Problem to solve:
Leaving out all images, write out the records that follow exactly.

Data in this exercise:
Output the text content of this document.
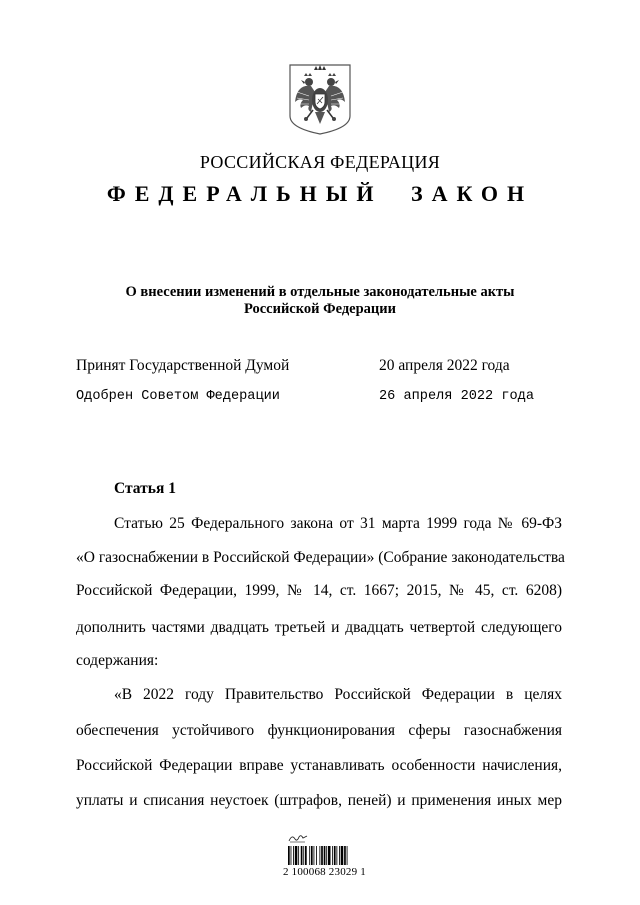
РОССИЙСКАЯ ФЕДЕРАЦИЯ
ФЕДЕРАЛЬНЫЙ ЗАКОН
О внесении изменений в отдельные законодательные акты
Российской Федерации
Принят Государственной Думой	20 апреля 2022 года
Одобрен Советом Федерации	26 апреля 2022 года
Статья 1
Статью 25 Федерального закона от 31 марта 1999 года № 69-ФЗ
«О газоснабжении в Российской Федерации» (Собрание законодательства
Российской Федерации, 1999, № 14, ст. 1667; 2015, № 45, ст. 6208)
дополнить частями двадцать третьей и двадцать четвертой следующего
содержания:
«В 2022 году Правительство Российской Федерации в целях
обеспечения устойчивого функционирования сферы газоснабжения
Российской Федерации вправе устанавливать особенности начисления,
уплаты и списания неустоек (штрафов, пеней) и применения иных мер
2 100068 23029 1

Result of the task:
Output the text content of this document.
РОССИЙСКАЯ ФЕДЕРАЦИЯ
ФЕДЕРАЛЬНЫЙ ЗАКОН
О внесении изменений в отдельные законодательные акты
Российской Федерации
Принят Государственной Думой	20 апреля 2022 года
Одобрен Советом Федерации	26 апреля 2022 года
Статья 1
Статью 25 Федерального закона от 31 марта 1999 года № 69-ФЗ
«О газоснабжении в Российской Федерации» (Собрание законодательства
Российской Федерации, 1999, № 14, ст. 1667; 2015, № 45, ст. 6208)
дополнить частями двадцать третьей и двадцать четвертой следующего
содержания:
«В 2022 году Правительство Российской Федерации в целях
обеспечения устойчивого функционирования сферы газоснабжения
Российской Федерации вправе устанавливать особенности начисления,
уплаты и списания неустоек (штрафов, пеней) и применения иных мер
2 100068 23029 1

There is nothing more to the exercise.